Lines that include the word "Feminine" are the ones to copy.

Data excerpts:
———

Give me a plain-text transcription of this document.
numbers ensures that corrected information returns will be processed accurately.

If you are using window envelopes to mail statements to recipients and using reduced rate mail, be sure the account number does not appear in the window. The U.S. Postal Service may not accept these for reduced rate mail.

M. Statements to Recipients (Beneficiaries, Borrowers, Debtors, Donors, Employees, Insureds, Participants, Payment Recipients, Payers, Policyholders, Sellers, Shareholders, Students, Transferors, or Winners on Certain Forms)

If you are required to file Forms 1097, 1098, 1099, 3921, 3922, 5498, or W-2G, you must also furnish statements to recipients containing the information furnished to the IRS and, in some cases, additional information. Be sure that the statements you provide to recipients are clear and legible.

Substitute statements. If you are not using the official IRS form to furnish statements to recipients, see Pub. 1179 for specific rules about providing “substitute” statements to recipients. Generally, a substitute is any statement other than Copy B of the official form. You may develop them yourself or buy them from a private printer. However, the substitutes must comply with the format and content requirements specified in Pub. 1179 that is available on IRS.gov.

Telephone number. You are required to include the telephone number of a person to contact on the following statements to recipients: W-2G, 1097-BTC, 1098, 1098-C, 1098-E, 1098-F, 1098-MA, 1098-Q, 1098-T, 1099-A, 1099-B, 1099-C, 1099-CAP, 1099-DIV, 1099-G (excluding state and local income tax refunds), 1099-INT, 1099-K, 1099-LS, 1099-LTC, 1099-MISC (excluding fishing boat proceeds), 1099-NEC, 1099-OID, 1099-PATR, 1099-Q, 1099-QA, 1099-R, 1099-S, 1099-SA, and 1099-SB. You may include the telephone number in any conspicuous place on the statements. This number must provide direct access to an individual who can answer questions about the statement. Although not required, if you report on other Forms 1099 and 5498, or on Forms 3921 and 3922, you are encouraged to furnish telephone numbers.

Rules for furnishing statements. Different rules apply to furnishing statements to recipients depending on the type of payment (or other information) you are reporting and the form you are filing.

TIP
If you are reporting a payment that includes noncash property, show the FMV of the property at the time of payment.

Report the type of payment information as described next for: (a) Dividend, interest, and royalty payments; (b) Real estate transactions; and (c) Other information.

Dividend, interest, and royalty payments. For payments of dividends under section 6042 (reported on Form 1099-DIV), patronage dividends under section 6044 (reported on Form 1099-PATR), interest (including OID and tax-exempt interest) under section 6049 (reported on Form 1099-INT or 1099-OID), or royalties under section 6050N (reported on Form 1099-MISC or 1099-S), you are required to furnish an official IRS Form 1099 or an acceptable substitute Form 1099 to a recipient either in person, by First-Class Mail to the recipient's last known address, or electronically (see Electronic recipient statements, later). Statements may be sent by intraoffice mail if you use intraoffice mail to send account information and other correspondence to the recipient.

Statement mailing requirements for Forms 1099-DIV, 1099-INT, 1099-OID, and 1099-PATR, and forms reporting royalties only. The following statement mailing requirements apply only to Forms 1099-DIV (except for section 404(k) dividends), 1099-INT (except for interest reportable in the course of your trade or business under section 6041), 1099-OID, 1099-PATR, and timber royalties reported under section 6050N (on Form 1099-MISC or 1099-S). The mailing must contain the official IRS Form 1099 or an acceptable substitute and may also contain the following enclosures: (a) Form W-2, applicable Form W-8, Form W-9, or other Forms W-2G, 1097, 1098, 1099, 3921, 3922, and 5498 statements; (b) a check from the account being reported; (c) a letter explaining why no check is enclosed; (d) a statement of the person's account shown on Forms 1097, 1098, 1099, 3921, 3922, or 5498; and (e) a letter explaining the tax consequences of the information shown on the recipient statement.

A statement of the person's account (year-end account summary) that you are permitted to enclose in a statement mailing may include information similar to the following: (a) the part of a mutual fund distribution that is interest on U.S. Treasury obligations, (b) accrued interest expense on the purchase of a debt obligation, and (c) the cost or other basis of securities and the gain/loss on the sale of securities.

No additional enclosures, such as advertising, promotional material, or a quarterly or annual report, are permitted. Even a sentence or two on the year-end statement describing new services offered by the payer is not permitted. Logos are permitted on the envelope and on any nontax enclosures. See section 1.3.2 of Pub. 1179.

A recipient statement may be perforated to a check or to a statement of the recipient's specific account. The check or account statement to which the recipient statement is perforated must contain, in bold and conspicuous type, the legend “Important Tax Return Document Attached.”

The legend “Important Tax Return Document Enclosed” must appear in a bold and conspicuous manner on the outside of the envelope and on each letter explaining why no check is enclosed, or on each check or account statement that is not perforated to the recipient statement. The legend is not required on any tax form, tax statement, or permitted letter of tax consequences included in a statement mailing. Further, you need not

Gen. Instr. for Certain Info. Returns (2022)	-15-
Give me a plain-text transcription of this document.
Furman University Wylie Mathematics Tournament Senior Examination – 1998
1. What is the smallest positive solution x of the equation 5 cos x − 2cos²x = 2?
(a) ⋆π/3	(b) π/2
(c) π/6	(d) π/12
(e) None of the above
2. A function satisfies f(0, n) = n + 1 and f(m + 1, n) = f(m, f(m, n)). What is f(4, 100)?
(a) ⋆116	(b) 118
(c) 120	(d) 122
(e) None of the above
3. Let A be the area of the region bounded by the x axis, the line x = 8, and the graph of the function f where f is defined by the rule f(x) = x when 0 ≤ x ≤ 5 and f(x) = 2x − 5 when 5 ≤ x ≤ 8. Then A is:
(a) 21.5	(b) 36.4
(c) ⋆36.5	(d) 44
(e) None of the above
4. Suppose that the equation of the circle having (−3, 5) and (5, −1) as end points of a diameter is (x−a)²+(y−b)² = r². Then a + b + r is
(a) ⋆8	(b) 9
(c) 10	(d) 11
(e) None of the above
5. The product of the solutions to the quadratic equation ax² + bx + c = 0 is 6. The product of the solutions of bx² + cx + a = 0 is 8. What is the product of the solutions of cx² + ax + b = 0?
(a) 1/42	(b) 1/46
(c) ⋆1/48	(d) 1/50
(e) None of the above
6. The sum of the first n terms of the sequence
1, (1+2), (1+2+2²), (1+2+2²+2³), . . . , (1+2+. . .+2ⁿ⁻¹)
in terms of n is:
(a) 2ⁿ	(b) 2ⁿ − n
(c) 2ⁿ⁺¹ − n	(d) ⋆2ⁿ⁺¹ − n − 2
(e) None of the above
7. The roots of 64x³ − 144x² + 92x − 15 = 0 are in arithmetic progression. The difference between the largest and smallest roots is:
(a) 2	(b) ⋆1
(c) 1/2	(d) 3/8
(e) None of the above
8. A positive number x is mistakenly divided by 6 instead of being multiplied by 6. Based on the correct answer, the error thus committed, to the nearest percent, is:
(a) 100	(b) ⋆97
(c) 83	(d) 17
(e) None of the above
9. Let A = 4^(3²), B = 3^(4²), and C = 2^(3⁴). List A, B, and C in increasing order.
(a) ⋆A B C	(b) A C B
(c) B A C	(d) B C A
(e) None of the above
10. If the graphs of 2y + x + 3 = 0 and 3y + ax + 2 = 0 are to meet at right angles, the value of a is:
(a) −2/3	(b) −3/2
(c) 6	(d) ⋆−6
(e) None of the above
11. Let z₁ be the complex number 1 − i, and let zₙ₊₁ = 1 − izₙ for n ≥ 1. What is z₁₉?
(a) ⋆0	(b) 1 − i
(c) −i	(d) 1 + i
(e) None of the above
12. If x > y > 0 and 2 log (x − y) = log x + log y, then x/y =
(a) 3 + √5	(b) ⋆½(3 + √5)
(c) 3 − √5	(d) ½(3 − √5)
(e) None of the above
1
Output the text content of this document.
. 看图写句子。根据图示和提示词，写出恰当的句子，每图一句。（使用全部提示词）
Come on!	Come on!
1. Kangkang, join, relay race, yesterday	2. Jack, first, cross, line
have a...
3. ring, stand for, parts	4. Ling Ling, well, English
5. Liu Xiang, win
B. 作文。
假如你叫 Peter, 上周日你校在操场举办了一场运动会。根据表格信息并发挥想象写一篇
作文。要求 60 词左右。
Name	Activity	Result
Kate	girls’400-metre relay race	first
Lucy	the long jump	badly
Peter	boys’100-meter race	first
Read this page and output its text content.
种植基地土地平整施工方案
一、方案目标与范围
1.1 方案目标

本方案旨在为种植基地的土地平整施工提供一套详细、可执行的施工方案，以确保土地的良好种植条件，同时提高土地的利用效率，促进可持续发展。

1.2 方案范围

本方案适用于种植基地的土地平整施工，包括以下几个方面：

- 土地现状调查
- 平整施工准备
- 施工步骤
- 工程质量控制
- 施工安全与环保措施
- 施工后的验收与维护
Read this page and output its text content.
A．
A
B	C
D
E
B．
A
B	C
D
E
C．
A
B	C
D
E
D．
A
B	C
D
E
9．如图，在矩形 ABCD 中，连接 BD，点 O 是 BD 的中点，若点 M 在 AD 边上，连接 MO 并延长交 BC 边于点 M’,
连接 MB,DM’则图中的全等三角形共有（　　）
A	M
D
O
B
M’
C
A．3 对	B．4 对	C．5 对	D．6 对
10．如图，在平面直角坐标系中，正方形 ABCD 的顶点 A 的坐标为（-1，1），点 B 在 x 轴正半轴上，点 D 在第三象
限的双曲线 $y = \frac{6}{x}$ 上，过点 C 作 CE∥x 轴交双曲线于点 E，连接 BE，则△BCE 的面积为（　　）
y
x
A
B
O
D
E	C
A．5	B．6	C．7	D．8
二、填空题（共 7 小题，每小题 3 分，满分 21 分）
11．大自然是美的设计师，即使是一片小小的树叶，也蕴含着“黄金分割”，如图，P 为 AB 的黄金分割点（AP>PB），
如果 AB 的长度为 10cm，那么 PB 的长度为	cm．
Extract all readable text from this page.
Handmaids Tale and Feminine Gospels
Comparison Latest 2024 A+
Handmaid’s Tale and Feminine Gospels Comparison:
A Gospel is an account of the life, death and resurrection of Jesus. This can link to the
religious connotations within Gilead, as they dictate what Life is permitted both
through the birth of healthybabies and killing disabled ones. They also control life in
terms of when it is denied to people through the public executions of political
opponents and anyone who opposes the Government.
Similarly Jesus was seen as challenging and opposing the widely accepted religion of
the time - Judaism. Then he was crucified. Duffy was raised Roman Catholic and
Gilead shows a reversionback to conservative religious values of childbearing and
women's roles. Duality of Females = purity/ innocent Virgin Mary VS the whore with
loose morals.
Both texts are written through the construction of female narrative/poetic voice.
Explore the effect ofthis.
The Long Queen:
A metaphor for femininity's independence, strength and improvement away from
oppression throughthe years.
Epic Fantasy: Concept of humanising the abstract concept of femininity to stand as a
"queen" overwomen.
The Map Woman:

———

**Response to this exercise**:
Handmaids Tale and Feminine Gospels
Handmaid’s Tale and Feminine Gospels Comparison:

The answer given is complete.